- _WHAT IS ASKED_: State how many lines of the entries hold the string "Board". Reply with the number alone.
start DATASET ENTRIES
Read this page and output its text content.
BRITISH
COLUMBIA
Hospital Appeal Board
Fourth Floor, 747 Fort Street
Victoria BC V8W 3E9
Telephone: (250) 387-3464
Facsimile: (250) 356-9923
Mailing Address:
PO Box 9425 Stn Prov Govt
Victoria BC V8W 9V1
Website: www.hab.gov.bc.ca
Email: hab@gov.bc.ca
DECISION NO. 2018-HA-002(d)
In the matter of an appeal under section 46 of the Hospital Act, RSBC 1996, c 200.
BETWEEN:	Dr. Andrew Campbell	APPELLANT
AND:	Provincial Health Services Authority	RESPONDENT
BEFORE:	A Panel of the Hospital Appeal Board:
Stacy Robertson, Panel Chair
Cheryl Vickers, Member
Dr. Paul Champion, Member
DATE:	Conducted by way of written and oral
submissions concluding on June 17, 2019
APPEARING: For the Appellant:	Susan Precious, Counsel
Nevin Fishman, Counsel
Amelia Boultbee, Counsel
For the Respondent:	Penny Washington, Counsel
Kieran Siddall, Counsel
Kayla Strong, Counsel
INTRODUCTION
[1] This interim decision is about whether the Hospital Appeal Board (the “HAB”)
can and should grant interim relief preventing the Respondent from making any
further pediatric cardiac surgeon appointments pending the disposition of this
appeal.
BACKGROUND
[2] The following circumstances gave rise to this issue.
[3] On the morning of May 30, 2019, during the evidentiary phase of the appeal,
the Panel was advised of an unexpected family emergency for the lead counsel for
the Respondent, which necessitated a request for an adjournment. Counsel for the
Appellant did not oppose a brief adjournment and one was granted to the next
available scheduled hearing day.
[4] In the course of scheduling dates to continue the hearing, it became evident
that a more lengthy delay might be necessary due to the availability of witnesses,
end DATASET ENTRIES
- _PROBLEM SOLUTION_: 3